+++ GIVEN INFORMATION +++

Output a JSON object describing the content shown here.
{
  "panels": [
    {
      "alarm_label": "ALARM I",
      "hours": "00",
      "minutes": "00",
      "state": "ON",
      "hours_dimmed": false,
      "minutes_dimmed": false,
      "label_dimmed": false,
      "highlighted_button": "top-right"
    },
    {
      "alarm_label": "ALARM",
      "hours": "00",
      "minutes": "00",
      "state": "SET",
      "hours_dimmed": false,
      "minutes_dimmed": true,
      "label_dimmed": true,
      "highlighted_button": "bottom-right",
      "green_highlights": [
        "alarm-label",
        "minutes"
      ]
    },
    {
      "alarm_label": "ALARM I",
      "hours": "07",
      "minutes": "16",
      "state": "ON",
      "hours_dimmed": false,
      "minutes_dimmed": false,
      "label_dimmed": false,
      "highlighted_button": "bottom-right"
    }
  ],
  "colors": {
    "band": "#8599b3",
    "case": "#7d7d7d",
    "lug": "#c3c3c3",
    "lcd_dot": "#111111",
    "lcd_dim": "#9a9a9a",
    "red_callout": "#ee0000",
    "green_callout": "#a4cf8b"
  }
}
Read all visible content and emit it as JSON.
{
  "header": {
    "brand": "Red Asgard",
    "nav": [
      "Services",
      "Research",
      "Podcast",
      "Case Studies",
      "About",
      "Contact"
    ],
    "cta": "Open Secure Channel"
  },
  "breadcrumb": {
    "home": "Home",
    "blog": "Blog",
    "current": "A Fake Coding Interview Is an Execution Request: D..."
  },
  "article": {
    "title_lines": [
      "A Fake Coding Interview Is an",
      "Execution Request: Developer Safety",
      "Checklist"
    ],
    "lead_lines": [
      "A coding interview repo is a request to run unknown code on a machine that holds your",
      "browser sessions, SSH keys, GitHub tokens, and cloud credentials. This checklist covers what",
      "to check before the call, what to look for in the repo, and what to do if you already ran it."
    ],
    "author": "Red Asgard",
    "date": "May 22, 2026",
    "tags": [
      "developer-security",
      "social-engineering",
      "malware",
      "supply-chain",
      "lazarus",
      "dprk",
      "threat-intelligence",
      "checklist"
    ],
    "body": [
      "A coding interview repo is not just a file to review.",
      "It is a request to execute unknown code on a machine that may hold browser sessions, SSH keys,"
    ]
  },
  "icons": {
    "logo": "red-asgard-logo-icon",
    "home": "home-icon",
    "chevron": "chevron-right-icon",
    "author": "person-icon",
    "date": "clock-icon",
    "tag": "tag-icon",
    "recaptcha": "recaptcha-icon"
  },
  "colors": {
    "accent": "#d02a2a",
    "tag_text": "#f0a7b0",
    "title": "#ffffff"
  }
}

+++
+++ GIVEN INFORMATION +++

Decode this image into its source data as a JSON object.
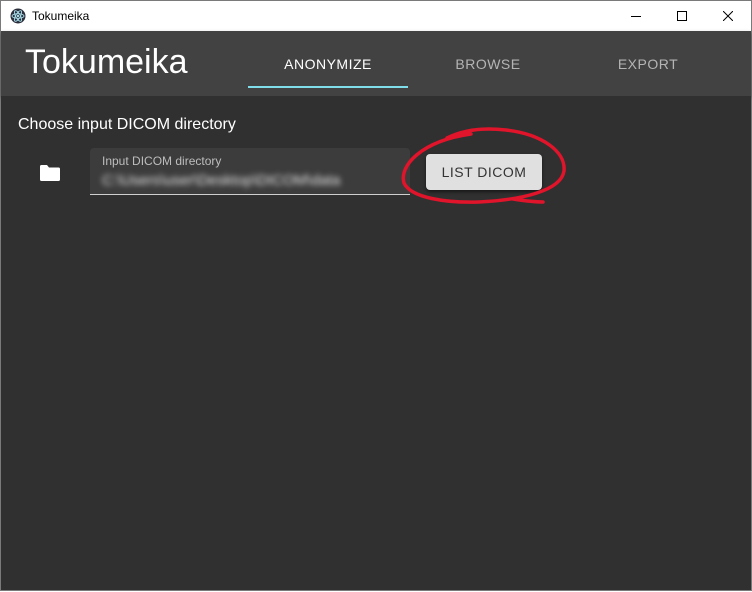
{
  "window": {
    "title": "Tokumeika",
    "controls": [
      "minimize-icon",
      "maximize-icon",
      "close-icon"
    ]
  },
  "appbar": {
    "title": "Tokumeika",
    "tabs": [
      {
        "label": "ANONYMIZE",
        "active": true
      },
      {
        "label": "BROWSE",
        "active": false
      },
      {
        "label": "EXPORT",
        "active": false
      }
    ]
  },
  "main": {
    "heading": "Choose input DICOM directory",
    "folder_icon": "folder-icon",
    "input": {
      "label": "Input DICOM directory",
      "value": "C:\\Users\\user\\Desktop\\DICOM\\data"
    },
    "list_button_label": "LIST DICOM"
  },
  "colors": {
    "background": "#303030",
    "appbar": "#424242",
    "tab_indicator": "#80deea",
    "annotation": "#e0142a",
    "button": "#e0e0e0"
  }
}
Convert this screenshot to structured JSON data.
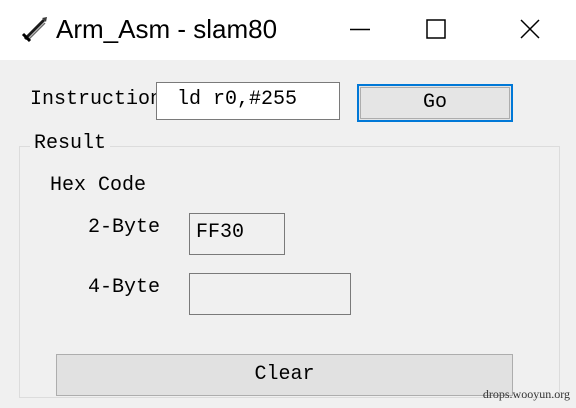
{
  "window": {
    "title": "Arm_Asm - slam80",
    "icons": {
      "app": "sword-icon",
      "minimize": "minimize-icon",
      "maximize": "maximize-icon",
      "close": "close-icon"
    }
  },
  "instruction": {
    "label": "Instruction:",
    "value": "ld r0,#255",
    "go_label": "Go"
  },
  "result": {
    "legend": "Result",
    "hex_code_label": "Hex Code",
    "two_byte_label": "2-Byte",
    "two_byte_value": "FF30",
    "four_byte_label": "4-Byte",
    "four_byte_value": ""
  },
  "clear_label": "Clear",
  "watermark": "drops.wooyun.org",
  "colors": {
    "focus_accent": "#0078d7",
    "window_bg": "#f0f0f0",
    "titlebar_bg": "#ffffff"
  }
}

+++

*EXERCISE TASK*
Every line above that contains the word "right" should be reported.

*COMPLETE OUTPUT*
      "highlighted_button": "top-right"
      "highlighted_button": "bottom-right",
      "highlighted_button": "bottom-right"
    "chevron": "chevron-right-icon",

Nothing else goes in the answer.